楽しく学べて興味が深まる
教材を開発

一般に大学で実用的なプログラミングを学ぶ際の演習問題は、プログラムの実行結果が文字で出力されます。でも、それでは面白くはありません。そこで、もっと楽しんで学べる教材を開発しています。例えば、学生の卒業研究として一緒に開発した「マイクロマウスシミュレータを用いた学習教材」は、マウス(または車)が迷路のゴールにたどり着けるようJavaScriptのソースコードを編集する教材です。「Cプログラムの誤り訂正問題」は、C言語の誤りを含んだプログラムが画面に表示され、自分で誤りを見つけてすべて正しく修正するという、実際のプログラミング場面に即した教材です。これらは私の研究室Webページで公開していますので、興味があれば試してみてください。

練習問題 1:
教材開発についての文章によると、「マイクロマウスシミュレータを用いた学習教材」で編集するのは何の言語のソースコードですか。
練習問題 2:
教材開発についての文章から、「一般に大学で実用的なプログラ」を含む箇所を起点に「があれば試してみてください。」までを書き写してください。その際、「迷路」を「コース」に置き換えてください。

[元データ]
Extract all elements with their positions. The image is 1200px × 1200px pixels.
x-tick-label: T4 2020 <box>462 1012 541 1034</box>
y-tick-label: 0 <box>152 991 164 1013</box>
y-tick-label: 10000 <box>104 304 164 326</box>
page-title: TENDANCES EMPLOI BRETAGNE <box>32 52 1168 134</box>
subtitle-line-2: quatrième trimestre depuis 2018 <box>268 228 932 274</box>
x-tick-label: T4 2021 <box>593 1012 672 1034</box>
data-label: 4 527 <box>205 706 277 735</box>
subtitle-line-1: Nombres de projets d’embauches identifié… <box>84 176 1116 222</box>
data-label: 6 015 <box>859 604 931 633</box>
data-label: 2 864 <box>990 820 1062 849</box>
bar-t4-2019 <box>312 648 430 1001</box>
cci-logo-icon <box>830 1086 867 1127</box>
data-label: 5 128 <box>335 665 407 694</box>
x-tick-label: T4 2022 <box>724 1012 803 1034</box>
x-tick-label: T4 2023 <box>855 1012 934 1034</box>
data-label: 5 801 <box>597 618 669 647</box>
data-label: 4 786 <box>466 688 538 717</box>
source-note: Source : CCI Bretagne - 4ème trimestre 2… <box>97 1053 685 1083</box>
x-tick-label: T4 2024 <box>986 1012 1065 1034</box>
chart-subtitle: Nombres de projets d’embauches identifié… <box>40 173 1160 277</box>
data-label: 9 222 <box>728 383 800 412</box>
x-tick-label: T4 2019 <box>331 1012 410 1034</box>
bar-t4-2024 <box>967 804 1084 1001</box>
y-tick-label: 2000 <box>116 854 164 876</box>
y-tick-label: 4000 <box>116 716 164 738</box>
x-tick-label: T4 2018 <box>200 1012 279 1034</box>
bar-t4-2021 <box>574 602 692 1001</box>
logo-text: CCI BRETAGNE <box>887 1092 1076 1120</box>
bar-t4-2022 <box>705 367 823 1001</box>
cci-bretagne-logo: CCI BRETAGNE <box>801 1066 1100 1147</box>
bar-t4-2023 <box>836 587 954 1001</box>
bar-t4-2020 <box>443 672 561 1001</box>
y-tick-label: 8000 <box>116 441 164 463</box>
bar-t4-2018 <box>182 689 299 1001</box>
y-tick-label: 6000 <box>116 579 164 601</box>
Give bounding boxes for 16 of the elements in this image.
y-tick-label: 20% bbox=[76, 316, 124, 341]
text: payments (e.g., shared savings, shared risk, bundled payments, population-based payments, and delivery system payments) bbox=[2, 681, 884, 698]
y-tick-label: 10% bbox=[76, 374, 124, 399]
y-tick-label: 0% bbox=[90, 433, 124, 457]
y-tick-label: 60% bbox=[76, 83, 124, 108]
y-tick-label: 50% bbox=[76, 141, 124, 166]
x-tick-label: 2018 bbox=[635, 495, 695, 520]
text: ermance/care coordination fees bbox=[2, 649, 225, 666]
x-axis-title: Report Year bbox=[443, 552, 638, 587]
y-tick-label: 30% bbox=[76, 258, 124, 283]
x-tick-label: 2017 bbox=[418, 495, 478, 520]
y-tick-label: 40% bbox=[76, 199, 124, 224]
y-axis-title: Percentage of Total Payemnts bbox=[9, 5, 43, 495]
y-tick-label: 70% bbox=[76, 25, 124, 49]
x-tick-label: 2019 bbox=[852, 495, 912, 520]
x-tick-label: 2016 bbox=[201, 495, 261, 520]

解答欄 1:
JavaScriptのソースコードです。

解答欄 2:
一般に大学で実用的なプログラミングを学ぶ際の演習問題は、プログラムの実行結果が文字で出力されます。でも、それでは面白くはありません。そこで、もっと楽しんで学べる教材を開発しています。例えば、学生の卒業研究として一緒に開発した「マイクロマウスシミュレータを用いた学習教材」は、マウス(または車)がコースのゴールにたどり着けるようJavaScriptのソースコードを編集する教材です。「Cプログラムの誤り訂正問題」は、C言語の誤りを含んだプログラムが画面に表示され、自分で誤りを見つけてすべて正しく修正するという、実際のプログラミング場面に即した教材です。これらは私の研究室Webページで公開していますので、興味があれば試してみてください。